EXERCISE DESCRIPTION:
Work through the material below and count the lines holding the word "порядку"; give that count and nothing more.

Saved entries
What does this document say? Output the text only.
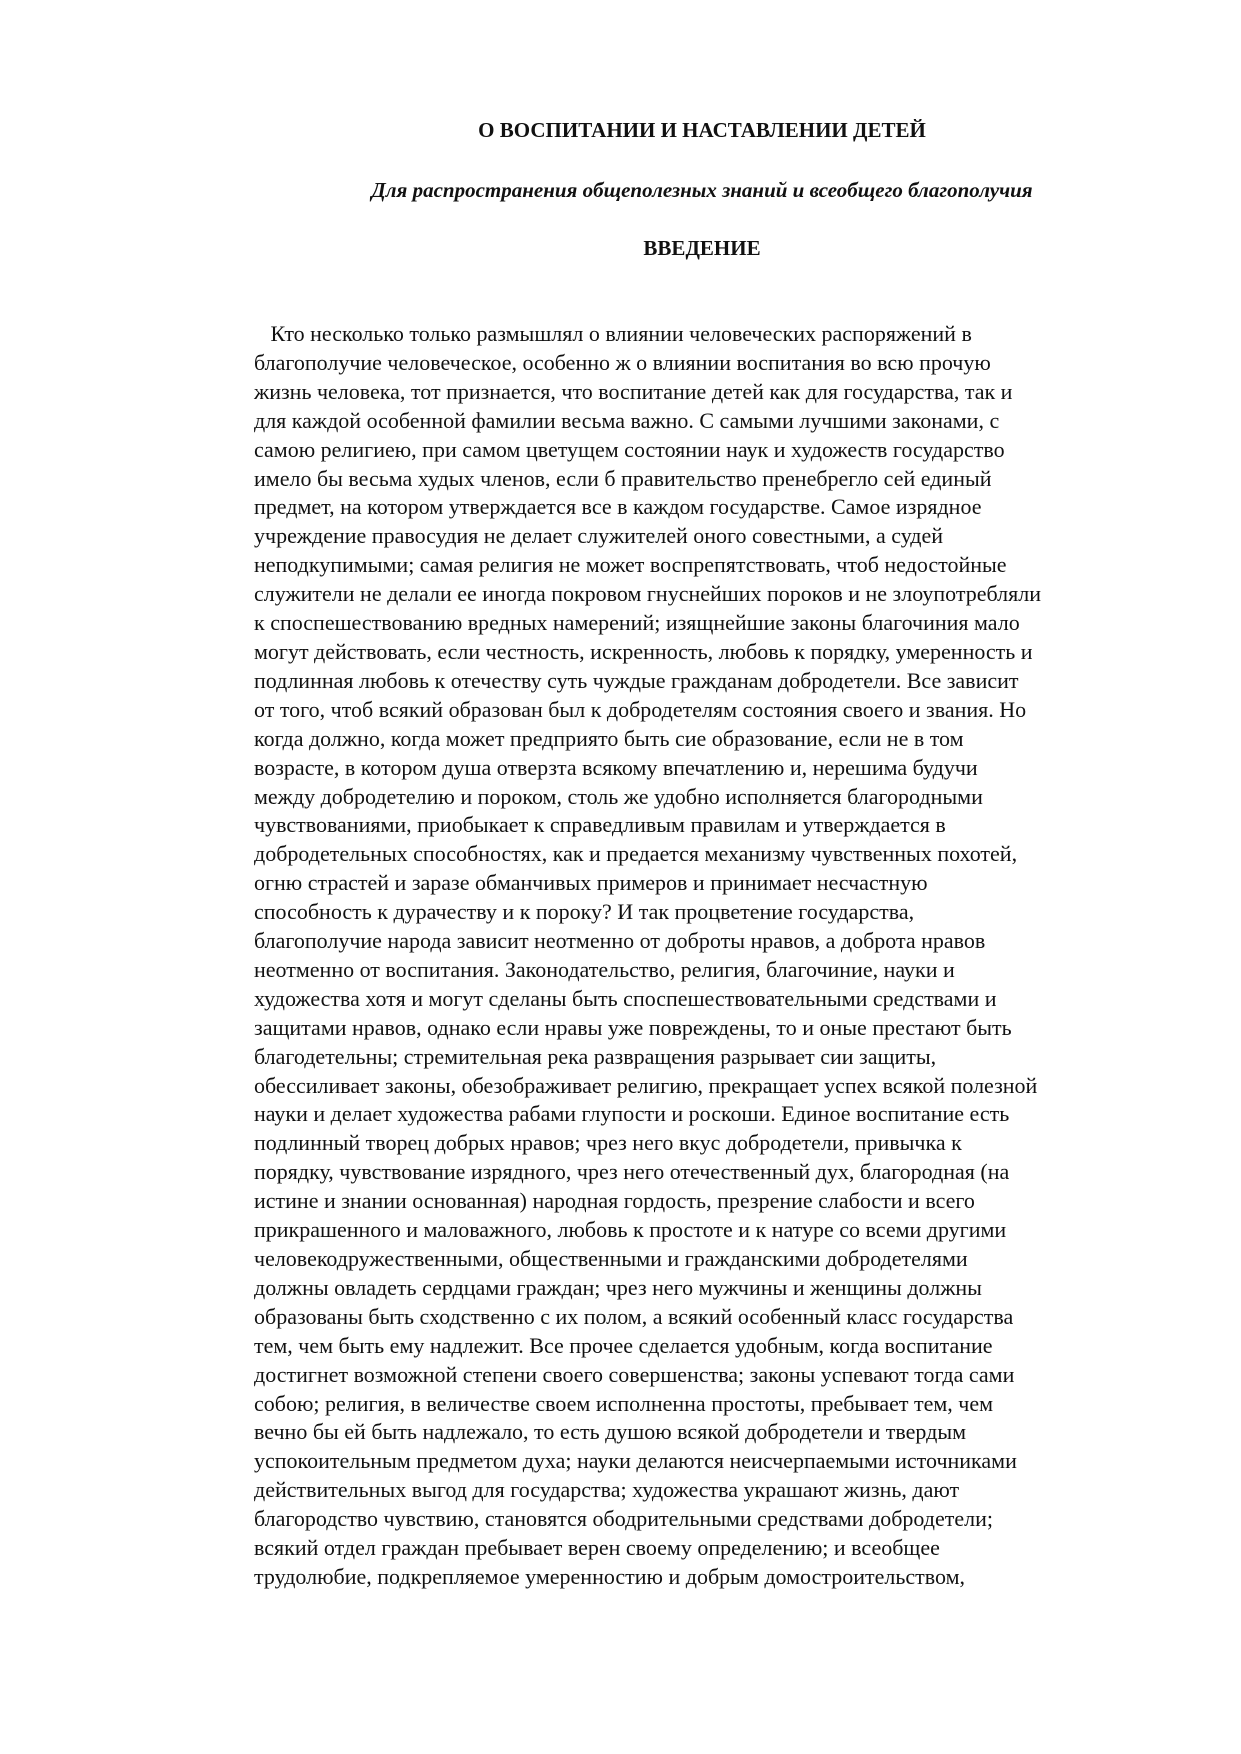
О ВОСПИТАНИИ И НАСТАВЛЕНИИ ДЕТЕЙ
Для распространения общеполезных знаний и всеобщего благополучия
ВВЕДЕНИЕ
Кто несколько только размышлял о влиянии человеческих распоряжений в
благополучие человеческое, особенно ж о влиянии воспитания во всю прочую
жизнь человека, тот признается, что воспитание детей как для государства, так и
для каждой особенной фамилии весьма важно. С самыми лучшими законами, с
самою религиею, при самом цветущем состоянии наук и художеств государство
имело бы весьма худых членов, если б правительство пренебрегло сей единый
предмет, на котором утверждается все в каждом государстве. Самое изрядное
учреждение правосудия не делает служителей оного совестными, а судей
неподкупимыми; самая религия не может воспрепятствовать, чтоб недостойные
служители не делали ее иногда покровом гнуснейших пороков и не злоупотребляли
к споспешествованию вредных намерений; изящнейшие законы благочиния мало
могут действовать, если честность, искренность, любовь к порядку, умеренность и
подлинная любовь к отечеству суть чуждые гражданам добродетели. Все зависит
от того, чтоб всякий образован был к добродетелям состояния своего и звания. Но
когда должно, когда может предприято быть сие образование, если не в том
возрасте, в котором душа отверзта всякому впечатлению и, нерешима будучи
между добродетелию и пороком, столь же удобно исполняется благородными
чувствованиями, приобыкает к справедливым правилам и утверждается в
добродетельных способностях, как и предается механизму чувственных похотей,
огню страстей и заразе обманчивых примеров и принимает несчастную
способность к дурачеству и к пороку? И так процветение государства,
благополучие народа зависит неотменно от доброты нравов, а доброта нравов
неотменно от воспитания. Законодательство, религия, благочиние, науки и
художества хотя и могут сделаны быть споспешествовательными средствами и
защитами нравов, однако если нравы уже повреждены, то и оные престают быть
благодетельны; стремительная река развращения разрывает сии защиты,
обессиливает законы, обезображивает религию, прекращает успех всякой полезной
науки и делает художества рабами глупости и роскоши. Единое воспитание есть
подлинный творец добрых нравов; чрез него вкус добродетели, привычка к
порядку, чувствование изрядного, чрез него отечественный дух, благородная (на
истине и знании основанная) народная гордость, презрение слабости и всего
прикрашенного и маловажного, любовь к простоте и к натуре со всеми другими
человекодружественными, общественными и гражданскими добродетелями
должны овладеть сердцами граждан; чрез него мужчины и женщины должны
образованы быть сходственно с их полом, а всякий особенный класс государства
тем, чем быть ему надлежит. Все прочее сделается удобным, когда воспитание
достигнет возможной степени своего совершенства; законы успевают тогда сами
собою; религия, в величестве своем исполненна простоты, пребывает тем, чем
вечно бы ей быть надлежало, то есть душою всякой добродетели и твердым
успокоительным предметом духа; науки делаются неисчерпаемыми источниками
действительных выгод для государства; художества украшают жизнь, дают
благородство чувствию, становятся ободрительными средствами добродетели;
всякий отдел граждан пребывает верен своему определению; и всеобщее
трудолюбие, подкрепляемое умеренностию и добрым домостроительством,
---
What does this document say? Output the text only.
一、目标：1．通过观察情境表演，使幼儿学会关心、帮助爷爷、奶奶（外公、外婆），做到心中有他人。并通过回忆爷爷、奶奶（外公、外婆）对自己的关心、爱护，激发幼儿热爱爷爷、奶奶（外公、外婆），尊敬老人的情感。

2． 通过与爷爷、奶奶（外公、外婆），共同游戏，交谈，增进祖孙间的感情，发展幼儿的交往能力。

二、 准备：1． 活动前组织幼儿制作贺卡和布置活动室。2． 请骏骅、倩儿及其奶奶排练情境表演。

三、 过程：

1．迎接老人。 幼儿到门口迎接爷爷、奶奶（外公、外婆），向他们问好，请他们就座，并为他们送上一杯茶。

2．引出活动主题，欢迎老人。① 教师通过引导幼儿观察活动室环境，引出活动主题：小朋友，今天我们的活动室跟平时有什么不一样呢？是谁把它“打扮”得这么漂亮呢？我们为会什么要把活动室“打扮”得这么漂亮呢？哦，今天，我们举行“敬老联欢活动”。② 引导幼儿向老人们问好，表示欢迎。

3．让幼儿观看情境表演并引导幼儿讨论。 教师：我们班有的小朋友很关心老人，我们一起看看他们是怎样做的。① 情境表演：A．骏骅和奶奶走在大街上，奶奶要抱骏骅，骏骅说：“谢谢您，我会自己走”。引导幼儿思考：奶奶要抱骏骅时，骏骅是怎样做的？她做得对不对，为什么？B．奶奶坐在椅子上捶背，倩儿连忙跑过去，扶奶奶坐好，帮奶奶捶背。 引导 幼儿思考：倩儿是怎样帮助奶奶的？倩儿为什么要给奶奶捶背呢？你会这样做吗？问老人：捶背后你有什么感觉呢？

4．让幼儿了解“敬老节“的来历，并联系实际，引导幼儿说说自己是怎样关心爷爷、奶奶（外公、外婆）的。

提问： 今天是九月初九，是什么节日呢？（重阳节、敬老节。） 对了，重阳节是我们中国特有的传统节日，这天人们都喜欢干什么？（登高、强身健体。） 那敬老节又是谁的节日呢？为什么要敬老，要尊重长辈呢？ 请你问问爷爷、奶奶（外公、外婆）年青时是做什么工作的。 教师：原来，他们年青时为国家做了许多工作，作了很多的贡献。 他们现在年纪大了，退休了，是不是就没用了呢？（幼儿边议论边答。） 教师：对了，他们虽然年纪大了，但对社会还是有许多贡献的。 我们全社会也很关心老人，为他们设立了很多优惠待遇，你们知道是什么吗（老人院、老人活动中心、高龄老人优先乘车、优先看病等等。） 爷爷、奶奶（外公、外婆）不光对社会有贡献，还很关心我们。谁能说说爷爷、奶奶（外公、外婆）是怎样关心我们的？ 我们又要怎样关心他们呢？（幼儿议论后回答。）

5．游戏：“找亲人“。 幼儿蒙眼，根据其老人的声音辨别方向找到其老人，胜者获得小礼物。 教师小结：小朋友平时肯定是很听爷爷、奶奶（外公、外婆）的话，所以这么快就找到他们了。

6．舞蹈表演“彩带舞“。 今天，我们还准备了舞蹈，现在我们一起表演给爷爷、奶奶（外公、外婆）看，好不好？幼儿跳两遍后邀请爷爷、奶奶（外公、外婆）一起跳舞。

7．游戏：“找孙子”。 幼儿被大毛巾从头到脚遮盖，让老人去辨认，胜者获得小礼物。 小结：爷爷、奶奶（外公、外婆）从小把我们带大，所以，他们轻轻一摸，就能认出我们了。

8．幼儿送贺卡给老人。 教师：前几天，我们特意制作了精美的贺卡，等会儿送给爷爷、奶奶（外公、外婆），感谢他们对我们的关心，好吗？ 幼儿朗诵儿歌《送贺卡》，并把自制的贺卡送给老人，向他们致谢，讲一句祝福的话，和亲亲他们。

CORRECT RESULT:
2